====== MATERIAL TO PROCESS ======
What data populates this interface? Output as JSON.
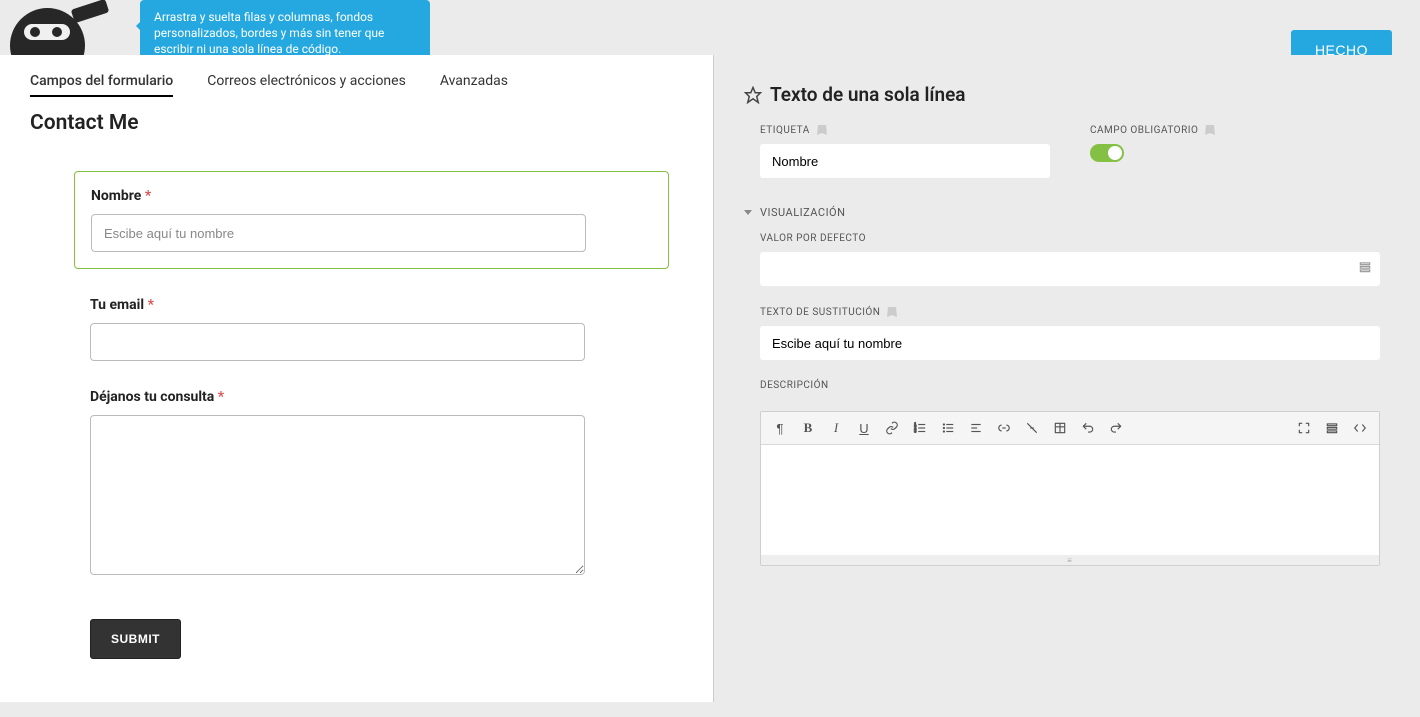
{
  "tooltip": "Arrastra y suelta filas y columnas, fondos personalizados, bordes y más sin tener que escribir ni una sola línea de código.",
  "done_button": "HECHO",
  "tabs": {
    "fields": "Campos del formulario",
    "emails": "Correos electrónicos y acciones",
    "advanced": "Avanzadas"
  },
  "form_title": "Contact Me",
  "fields": {
    "name": {
      "label": "Nombre",
      "placeholder": "Escibe aquí tu nombre"
    },
    "email": {
      "label": "Tu email"
    },
    "message": {
      "label": "Déjanos tu consulta"
    }
  },
  "submit": "SUBMIT",
  "right": {
    "section_title": "Texto de una sola línea",
    "etiqueta_label": "ETIQUETA",
    "etiqueta_value": "Nombre",
    "required_label": "CAMPO OBLIGATORIO",
    "visualizacion": "VISUALIZACIÓN",
    "valor_defecto": "VALOR POR DEFECTO",
    "valor_defecto_value": "",
    "texto_sustitucion": "TEXTO DE SUSTITUCIÓN",
    "texto_sustitucion_value": "Escibe aquí tu nombre",
    "descripcion": "DESCRIPCIÓN"
  }
}
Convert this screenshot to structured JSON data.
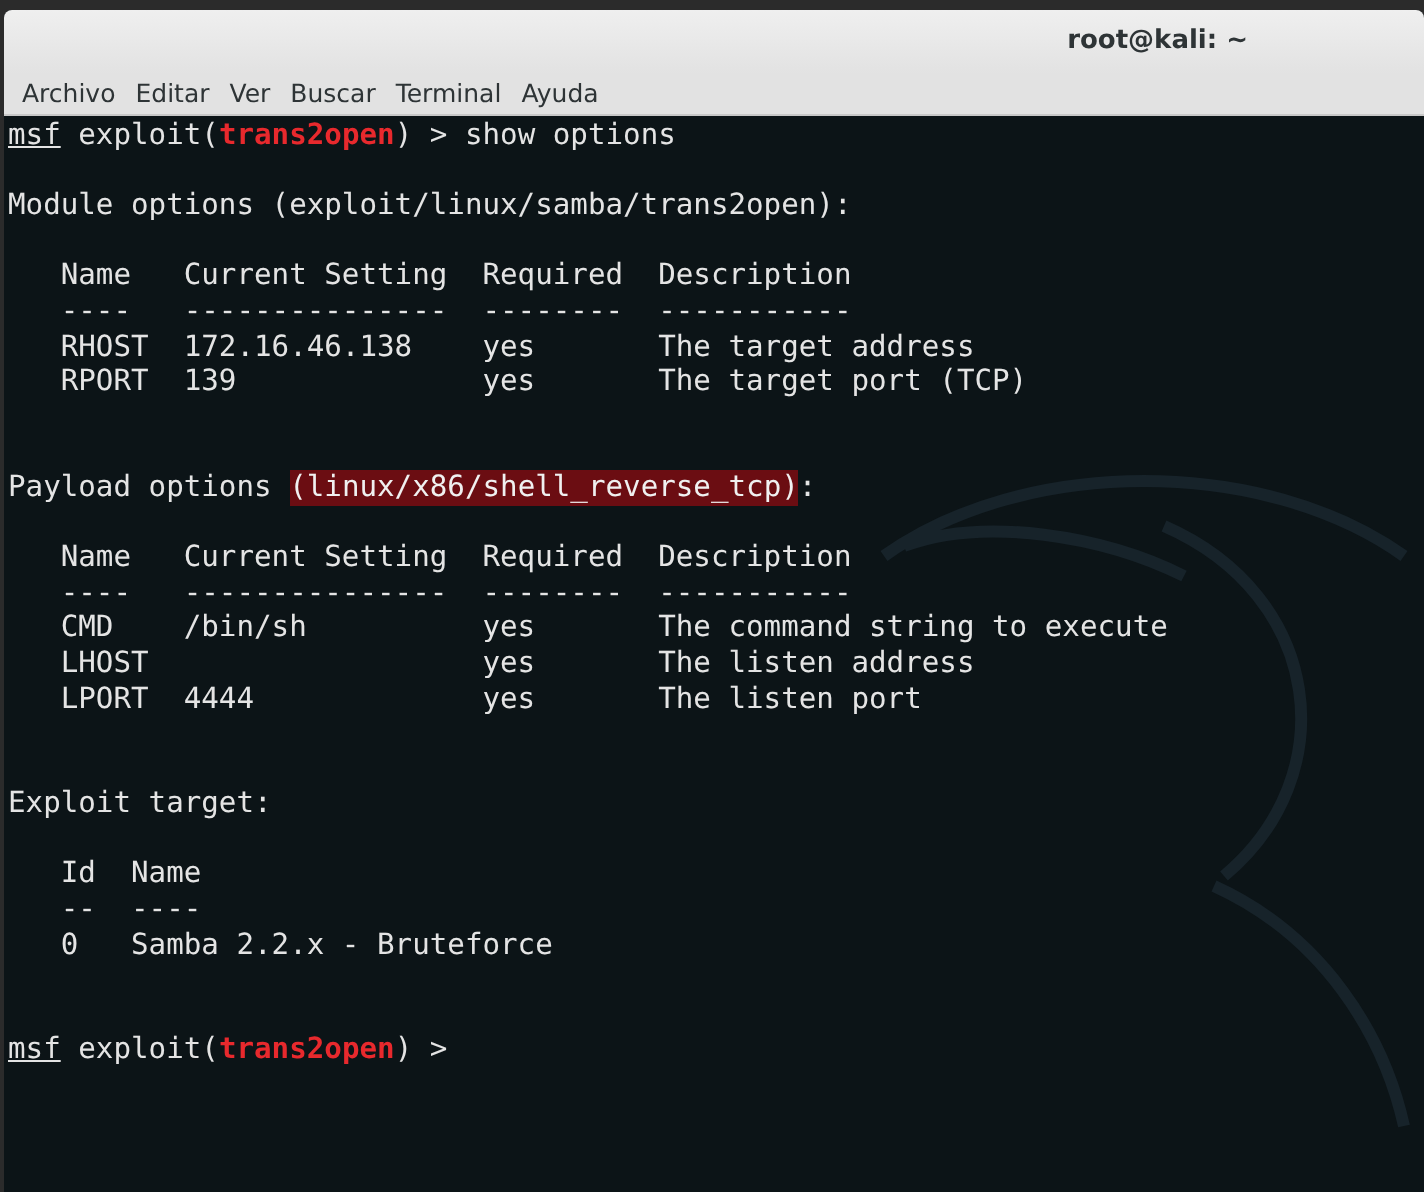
{
  "window": {
    "title": "root@kali: ~"
  },
  "menu": [
    "Archivo",
    "Editar",
    "Ver",
    "Buscar",
    "Terminal",
    "Ayuda"
  ],
  "terminal": {
    "lines": [
      {
        "kind": "text",
        "segments": [
          {
            "kind": "prompt",
            "text": "msf"
          },
          {
            "kind": "plain",
            "text": " exploit("
          },
          {
            "kind": "module",
            "text": "trans2open"
          },
          {
            "kind": "plain",
            "text": ") > show options"
          }
        ]
      },
      {
        "kind": "blank"
      },
      {
        "kind": "text",
        "segments": [
          {
            "kind": "plain",
            "text": "Module options (exploit/linux/samba/trans2open):"
          }
        ]
      },
      {
        "kind": "blank"
      },
      {
        "kind": "text",
        "segments": [
          {
            "kind": "plain",
            "text": "   Name   Current Setting  Required  Description"
          }
        ]
      },
      {
        "kind": "text",
        "segments": [
          {
            "kind": "plain",
            "text": "   ----   ---------------  --------  -----------"
          }
        ]
      },
      {
        "kind": "text",
        "segments": [
          {
            "kind": "plain",
            "text": "   RHOST  172.16.46.138    yes       The target address"
          }
        ]
      },
      {
        "kind": "text",
        "segments": [
          {
            "kind": "plain",
            "text": "   RPORT  139              yes       The target port (TCP)"
          }
        ]
      },
      {
        "kind": "blank"
      },
      {
        "kind": "blank"
      },
      {
        "kind": "text",
        "segments": [
          {
            "kind": "plain",
            "text": "Payload options "
          },
          {
            "kind": "selection",
            "text": "(linux/x86/shell_reverse_tcp)"
          },
          {
            "kind": "plain",
            "text": ":"
          }
        ]
      },
      {
        "kind": "blank"
      },
      {
        "kind": "text",
        "segments": [
          {
            "kind": "plain",
            "text": "   Name   Current Setting  Required  Description"
          }
        ]
      },
      {
        "kind": "text",
        "segments": [
          {
            "kind": "plain",
            "text": "   ----   ---------------  --------  -----------"
          }
        ]
      },
      {
        "kind": "text",
        "segments": [
          {
            "kind": "plain",
            "text": "   CMD    /bin/sh          yes       The command string to execute"
          }
        ]
      },
      {
        "kind": "text",
        "segments": [
          {
            "kind": "plain",
            "text": "   LHOST                   yes       The listen address"
          }
        ]
      },
      {
        "kind": "text",
        "segments": [
          {
            "kind": "plain",
            "text": "   LPORT  4444             yes       The listen port"
          }
        ]
      },
      {
        "kind": "blank"
      },
      {
        "kind": "blank"
      },
      {
        "kind": "text",
        "segments": [
          {
            "kind": "plain",
            "text": "Exploit target:"
          }
        ]
      },
      {
        "kind": "blank"
      },
      {
        "kind": "text",
        "segments": [
          {
            "kind": "plain",
            "text": "   Id  Name"
          }
        ]
      },
      {
        "kind": "text",
        "segments": [
          {
            "kind": "plain",
            "text": "   --  ----"
          }
        ]
      },
      {
        "kind": "text",
        "segments": [
          {
            "kind": "plain",
            "text": "   0   Samba 2.2.x - Bruteforce"
          }
        ]
      },
      {
        "kind": "blank"
      },
      {
        "kind": "blank"
      },
      {
        "kind": "text",
        "segments": [
          {
            "kind": "prompt",
            "text": "msf"
          },
          {
            "kind": "plain",
            "text": " exploit("
          },
          {
            "kind": "module",
            "text": "trans2open"
          },
          {
            "kind": "plain",
            "text": ") >"
          }
        ]
      }
    ]
  }
}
======
• **PROBLEM**
Find every line in the records above that contains the word "linux", and copy each one.

• **ANSWER TO THIS EXERCISE**
            "text": "Module options (exploit/linux/samba/trans2open):"
            "text": "(linux/x86/shell_reverse_tcp)"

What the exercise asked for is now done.